• [Aim of the task]
Pull out every line containing the string "detached".
— BEGIN Data excerpts —
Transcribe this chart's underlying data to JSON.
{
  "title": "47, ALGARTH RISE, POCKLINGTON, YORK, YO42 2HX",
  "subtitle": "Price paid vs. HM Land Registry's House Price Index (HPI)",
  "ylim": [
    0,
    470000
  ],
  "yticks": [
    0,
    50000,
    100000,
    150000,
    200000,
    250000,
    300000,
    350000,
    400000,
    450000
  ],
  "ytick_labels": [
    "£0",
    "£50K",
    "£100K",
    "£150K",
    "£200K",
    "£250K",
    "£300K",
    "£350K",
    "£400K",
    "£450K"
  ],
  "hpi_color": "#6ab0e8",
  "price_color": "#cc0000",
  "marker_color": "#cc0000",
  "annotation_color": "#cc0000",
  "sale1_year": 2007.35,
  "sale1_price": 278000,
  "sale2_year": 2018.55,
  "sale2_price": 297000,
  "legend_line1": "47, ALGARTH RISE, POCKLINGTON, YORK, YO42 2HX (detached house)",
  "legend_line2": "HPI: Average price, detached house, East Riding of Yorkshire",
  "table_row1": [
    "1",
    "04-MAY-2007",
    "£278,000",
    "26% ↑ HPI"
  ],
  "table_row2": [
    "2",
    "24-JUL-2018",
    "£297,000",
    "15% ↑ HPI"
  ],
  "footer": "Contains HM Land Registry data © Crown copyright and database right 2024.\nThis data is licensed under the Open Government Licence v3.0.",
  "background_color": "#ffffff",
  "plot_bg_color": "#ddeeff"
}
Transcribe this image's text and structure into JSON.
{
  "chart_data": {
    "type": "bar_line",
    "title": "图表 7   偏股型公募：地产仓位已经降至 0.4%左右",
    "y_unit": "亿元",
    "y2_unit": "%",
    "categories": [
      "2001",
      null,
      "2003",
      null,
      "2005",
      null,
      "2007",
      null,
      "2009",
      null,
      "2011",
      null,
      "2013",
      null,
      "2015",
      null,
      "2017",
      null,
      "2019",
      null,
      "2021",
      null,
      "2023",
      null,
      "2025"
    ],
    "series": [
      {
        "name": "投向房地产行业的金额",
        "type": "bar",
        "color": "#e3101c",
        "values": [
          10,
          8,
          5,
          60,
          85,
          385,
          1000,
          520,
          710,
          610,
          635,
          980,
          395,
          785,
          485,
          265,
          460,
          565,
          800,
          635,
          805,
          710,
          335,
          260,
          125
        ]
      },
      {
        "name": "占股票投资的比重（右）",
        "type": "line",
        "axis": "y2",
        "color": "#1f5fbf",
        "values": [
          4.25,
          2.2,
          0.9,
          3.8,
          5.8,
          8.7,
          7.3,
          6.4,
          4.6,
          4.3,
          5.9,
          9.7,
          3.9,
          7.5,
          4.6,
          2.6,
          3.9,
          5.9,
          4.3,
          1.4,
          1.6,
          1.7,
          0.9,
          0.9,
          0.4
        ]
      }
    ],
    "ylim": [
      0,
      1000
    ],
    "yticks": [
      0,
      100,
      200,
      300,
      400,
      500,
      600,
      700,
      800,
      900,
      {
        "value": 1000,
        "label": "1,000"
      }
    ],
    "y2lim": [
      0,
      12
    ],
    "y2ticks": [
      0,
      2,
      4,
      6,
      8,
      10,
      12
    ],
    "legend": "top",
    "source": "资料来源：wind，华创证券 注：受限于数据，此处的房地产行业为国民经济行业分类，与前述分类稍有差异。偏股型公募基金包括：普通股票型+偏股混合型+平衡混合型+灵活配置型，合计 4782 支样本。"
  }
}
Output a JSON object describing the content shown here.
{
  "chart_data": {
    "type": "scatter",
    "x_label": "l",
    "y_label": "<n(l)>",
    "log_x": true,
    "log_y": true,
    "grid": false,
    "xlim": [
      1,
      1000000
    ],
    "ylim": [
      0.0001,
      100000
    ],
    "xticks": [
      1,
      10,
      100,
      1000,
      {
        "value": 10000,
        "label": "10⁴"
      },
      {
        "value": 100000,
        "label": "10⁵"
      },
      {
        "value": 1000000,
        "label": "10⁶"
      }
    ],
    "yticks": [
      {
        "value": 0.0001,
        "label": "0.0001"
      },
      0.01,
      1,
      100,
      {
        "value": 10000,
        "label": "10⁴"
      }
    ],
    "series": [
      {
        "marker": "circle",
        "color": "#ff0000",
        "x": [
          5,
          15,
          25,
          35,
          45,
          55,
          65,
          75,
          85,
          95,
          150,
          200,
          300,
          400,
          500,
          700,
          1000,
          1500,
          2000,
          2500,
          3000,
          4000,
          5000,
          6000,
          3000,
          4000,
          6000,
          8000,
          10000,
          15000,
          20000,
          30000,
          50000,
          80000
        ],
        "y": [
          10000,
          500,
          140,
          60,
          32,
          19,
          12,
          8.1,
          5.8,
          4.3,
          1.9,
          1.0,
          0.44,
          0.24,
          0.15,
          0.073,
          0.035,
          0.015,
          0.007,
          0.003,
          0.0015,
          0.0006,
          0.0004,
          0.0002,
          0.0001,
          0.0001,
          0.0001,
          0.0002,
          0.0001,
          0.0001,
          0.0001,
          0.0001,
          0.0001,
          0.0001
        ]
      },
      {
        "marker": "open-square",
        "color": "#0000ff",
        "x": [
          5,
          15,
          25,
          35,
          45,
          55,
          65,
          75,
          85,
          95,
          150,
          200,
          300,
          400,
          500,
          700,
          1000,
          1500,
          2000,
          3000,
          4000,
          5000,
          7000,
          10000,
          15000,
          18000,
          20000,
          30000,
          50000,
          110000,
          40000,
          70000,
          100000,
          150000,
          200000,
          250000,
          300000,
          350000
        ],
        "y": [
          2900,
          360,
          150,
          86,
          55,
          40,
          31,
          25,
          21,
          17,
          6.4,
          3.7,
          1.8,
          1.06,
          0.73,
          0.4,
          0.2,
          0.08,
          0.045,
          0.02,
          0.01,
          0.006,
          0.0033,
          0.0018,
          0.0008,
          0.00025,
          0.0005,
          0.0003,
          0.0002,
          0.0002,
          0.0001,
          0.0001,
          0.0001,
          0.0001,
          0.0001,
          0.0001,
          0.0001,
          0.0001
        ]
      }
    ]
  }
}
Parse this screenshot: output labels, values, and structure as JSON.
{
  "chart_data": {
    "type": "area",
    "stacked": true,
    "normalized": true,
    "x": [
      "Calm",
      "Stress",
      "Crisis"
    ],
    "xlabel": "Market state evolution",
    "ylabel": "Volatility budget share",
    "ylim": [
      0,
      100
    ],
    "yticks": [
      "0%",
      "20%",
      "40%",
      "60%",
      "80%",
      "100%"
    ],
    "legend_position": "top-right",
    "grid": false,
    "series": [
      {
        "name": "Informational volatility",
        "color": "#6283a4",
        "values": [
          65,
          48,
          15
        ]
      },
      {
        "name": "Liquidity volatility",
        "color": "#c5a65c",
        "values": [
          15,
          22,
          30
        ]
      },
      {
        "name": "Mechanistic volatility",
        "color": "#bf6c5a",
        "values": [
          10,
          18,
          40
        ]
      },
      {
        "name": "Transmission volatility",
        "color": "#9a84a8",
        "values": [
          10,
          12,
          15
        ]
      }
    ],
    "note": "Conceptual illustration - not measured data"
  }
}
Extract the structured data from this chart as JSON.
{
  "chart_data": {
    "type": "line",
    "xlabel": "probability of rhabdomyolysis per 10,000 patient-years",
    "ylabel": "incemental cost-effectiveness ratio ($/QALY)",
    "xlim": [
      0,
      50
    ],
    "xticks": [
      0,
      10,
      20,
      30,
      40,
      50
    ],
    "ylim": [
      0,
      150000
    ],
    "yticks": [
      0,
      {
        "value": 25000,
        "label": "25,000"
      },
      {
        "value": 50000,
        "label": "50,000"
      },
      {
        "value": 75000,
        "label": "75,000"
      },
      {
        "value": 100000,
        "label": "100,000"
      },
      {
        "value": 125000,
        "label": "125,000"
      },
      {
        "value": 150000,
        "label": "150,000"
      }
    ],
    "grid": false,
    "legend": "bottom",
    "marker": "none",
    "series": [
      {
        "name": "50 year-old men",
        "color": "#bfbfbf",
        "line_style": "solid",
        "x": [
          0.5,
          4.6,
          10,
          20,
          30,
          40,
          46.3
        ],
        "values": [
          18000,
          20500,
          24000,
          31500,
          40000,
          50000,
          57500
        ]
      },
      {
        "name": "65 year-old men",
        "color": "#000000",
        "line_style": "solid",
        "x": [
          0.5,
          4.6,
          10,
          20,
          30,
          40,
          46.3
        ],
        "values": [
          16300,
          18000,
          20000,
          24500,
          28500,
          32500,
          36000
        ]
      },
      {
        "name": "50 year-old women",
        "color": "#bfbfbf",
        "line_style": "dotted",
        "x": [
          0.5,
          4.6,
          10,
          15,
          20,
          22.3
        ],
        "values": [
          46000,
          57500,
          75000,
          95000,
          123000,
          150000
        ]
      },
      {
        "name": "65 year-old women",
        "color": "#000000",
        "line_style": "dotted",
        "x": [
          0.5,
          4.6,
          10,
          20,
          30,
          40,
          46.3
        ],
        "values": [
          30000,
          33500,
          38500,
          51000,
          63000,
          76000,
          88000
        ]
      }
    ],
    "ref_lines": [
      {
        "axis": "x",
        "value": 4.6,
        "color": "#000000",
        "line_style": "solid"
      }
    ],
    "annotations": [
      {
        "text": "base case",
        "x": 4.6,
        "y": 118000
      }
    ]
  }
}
— END Data excerpts —
• [Result of the task]
  "legend_line1": "47, ALGARTH RISE, POCKLINGTON, YORK, YO42 2HX (detached house)",
  "legend_line2": "HPI: Average price, detached house, East Riding of Yorkshire",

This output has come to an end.